Data excerpts:
○ ○ ○ ○ ○

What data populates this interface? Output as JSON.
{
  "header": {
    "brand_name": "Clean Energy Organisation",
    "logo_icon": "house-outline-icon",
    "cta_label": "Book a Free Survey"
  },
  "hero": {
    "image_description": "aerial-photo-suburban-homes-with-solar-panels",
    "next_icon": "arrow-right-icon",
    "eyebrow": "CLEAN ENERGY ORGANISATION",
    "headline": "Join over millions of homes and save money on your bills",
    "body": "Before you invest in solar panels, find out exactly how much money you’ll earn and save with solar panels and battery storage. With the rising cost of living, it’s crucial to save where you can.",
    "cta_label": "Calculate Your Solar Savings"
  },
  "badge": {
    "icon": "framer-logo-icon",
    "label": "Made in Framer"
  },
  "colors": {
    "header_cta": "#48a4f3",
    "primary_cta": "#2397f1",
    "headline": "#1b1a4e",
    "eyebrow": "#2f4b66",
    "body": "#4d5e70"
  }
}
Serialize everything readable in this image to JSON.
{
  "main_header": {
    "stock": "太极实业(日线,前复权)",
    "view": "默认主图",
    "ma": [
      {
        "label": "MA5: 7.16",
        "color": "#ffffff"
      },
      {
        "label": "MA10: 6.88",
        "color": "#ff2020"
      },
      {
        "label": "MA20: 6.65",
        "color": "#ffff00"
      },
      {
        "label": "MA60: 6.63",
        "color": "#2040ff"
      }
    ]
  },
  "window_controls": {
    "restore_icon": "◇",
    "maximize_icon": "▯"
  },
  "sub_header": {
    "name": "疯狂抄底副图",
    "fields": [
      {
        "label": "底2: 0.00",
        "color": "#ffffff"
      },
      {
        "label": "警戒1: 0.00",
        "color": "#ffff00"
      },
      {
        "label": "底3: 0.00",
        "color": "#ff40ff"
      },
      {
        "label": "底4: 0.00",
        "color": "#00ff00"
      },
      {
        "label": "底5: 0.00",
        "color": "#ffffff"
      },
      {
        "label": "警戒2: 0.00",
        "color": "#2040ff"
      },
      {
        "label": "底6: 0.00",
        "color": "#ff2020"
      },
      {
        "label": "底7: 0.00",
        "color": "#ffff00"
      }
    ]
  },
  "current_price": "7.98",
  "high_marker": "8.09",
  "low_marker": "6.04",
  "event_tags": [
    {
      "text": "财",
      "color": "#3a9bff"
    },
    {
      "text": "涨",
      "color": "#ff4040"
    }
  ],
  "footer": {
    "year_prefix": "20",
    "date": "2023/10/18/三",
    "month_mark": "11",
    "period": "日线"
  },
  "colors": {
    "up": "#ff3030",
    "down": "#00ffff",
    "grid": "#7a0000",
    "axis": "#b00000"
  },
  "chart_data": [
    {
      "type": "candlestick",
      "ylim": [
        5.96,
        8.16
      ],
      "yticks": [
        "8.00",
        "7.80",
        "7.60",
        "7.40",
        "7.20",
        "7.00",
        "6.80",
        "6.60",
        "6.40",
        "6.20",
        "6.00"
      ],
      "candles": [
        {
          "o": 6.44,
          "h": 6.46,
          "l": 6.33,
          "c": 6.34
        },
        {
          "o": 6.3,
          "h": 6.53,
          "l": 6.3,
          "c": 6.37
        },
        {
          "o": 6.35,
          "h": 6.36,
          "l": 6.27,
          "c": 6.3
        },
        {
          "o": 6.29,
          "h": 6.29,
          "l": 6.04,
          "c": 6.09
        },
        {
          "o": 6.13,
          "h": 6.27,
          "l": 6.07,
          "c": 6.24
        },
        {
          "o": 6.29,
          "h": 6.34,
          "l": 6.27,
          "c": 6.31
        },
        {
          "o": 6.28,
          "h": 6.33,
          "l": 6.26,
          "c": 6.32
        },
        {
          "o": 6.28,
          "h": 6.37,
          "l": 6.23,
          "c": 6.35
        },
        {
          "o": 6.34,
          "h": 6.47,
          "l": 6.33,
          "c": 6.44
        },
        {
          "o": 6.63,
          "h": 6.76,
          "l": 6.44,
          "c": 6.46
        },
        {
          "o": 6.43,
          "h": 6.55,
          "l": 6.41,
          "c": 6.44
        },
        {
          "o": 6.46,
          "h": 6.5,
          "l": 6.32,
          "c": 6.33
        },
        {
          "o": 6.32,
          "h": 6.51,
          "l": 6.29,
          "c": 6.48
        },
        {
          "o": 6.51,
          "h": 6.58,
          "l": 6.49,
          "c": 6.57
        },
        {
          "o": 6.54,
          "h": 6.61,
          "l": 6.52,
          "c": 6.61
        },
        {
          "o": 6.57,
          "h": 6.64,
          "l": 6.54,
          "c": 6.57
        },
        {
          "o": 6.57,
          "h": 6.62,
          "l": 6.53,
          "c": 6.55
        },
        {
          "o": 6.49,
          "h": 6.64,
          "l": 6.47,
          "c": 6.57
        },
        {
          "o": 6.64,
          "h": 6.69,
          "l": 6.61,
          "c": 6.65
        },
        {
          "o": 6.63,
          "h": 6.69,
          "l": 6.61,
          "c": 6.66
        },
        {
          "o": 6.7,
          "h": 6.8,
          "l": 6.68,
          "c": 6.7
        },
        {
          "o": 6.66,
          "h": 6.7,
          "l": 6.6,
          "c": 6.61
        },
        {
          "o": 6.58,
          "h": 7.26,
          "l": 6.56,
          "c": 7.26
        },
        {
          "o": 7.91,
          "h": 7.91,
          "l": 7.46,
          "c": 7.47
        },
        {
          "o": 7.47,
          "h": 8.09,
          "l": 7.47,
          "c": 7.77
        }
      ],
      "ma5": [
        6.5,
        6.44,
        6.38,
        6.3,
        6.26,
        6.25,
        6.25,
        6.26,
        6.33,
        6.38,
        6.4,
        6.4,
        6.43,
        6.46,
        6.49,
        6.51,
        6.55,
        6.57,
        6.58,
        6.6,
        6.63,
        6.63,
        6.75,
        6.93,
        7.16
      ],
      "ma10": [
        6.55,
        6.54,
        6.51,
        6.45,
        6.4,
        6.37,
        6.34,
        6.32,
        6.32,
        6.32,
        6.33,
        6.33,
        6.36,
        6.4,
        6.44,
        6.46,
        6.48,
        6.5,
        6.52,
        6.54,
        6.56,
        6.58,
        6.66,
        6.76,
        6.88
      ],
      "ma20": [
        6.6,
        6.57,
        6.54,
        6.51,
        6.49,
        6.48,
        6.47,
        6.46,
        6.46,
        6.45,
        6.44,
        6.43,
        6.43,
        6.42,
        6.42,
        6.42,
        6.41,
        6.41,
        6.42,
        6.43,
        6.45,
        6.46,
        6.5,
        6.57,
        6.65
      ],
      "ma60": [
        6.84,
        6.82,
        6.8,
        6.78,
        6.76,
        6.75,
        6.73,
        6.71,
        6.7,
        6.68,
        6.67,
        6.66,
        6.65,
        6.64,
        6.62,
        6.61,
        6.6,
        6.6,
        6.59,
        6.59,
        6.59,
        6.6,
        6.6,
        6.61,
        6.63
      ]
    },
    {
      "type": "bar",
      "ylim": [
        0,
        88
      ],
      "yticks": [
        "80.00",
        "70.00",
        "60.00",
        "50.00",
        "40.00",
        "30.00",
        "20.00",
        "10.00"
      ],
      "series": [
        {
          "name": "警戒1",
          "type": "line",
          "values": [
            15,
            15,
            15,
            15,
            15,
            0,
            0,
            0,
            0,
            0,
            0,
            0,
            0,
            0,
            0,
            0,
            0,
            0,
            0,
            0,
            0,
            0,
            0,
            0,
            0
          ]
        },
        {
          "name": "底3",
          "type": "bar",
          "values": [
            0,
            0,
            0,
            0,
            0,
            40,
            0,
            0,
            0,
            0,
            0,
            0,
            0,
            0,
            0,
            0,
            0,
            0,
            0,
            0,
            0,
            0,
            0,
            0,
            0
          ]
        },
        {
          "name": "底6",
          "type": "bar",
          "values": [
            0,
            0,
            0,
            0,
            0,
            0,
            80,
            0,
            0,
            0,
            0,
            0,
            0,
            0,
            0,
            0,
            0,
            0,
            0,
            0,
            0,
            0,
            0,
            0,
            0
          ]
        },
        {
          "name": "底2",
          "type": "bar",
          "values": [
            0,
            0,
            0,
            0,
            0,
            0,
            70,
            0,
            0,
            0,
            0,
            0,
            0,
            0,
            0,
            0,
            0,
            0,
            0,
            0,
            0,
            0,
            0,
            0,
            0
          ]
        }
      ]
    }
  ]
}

○ ○ ○ ○ ○

Scan the material above. Return every line containing the string "body".

WRITTEN ANSWER:
    "body": "Before you invest in solar panels, find out exactly how much money you’ll earn and save with solar panels and battery storage. With the rising cost of living, it’s crucial to save where you can.",
    "body": "#4d5e70"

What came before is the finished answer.